(Figure content listings)
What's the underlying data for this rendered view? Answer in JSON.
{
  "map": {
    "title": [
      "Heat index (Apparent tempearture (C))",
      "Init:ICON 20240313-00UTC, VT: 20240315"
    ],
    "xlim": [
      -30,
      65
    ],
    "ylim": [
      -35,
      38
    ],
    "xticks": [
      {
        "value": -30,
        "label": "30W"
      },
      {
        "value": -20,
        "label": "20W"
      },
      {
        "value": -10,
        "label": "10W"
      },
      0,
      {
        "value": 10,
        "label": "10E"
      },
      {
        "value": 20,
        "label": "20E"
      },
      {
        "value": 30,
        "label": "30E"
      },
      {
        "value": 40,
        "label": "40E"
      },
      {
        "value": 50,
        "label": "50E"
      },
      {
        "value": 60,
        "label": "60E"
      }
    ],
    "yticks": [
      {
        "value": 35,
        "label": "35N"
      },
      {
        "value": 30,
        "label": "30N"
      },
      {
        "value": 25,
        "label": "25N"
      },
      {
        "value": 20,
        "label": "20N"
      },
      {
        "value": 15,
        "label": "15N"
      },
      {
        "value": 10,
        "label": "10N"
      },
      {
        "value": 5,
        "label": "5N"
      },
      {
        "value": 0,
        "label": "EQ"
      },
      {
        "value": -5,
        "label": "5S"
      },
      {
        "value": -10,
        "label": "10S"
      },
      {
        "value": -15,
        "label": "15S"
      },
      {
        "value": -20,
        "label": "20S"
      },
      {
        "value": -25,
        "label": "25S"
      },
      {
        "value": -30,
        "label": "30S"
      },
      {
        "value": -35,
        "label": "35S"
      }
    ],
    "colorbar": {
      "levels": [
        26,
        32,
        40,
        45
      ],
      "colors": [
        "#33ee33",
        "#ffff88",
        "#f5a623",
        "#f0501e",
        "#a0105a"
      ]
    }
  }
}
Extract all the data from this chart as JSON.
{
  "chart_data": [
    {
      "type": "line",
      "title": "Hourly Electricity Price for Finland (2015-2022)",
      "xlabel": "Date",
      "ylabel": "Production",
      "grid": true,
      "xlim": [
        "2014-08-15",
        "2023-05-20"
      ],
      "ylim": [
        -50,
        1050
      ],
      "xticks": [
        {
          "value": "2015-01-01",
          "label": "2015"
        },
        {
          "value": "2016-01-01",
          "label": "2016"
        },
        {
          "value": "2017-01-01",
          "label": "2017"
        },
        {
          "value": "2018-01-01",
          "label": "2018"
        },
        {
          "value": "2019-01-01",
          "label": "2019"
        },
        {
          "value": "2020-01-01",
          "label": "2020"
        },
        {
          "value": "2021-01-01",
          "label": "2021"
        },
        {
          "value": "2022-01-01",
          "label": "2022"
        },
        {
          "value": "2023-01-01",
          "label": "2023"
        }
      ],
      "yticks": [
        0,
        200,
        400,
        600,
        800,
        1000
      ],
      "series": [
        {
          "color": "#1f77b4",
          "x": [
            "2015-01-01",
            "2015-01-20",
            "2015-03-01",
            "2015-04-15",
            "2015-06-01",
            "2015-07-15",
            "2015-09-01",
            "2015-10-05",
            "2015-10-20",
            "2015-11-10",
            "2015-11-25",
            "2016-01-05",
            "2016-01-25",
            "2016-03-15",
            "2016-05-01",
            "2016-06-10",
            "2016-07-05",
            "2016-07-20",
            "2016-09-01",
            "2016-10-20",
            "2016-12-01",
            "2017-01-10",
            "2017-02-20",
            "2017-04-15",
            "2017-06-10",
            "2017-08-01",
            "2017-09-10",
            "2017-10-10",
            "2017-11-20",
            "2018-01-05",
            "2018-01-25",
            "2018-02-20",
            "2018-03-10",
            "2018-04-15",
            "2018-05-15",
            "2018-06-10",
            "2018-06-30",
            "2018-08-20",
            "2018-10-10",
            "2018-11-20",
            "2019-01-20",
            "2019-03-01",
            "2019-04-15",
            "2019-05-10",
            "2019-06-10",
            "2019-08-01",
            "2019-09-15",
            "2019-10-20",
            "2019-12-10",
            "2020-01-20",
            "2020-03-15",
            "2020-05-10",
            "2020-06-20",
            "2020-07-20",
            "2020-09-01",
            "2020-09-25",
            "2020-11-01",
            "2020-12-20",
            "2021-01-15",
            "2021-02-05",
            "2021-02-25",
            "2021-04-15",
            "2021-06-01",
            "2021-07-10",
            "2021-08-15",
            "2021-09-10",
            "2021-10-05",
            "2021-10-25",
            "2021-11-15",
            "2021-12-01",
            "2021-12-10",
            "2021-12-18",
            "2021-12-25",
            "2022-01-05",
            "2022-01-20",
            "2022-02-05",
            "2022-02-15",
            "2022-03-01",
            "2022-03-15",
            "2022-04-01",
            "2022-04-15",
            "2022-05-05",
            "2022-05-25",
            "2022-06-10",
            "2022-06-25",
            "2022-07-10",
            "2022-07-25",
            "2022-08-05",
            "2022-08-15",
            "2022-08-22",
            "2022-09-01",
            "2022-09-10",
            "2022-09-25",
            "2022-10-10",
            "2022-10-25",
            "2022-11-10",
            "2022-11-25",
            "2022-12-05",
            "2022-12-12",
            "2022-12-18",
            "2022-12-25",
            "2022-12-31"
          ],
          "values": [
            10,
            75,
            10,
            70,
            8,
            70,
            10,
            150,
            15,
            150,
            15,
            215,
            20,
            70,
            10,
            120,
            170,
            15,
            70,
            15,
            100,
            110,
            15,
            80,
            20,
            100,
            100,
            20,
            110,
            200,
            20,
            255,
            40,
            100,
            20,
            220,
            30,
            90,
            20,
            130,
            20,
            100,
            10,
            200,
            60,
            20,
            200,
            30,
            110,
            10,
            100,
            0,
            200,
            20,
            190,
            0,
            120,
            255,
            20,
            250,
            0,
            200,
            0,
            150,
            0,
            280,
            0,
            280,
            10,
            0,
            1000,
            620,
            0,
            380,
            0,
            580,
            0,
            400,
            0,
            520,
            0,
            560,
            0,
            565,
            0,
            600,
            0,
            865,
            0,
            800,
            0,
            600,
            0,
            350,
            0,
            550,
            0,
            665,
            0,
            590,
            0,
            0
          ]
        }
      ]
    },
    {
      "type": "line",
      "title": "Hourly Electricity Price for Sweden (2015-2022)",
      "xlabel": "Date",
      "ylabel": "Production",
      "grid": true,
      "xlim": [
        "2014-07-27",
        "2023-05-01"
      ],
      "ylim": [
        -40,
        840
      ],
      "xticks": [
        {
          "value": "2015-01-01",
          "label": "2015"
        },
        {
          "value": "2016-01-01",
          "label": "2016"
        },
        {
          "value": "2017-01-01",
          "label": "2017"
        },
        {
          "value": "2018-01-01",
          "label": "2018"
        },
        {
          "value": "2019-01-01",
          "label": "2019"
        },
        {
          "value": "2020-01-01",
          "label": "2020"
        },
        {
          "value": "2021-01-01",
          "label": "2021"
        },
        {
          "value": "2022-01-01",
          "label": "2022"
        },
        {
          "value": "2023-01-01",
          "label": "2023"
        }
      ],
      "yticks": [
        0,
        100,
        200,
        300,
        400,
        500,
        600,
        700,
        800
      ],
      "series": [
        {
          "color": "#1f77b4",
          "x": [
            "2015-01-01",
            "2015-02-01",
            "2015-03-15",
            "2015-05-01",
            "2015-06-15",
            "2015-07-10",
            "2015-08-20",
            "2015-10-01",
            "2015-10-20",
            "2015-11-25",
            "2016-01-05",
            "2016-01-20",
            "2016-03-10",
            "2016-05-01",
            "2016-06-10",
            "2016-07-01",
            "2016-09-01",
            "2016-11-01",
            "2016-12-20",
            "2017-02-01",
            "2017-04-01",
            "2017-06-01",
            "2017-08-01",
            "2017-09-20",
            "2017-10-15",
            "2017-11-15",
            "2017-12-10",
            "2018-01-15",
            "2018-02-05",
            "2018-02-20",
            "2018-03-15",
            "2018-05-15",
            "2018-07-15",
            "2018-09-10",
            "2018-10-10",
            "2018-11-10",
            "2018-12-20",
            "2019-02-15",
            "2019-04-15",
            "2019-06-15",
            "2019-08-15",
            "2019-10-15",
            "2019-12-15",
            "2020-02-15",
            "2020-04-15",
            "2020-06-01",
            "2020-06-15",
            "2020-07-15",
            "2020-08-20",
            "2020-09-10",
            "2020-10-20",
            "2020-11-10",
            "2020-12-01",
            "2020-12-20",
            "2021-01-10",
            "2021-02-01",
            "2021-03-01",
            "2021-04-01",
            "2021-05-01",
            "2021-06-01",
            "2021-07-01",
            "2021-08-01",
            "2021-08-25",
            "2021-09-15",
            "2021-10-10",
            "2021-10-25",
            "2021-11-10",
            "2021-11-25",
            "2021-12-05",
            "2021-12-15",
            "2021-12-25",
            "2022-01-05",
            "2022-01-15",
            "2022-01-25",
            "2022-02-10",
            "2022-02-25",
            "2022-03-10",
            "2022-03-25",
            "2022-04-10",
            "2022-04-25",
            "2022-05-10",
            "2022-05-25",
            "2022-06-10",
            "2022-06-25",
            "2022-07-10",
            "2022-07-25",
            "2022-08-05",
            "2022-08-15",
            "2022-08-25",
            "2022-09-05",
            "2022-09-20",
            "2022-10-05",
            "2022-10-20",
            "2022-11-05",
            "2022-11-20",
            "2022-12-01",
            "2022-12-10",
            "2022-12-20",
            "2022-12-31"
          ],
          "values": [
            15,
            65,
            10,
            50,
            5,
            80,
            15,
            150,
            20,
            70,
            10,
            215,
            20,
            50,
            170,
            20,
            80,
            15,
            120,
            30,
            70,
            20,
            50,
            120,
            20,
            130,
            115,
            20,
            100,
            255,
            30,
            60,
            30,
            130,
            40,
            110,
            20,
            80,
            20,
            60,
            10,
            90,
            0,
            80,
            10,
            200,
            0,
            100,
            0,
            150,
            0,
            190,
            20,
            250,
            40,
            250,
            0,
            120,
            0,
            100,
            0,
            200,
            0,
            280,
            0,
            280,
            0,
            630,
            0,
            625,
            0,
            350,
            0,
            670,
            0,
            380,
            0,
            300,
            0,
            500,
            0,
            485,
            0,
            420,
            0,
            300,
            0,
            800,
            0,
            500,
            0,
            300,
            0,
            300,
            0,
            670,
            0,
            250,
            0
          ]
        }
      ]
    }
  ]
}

> _EXERCISE DIRECTIONS_:
Only the number is wanted: how many lines in the data include the word "Electricity"?

> _WRITTEN REPLY_:
2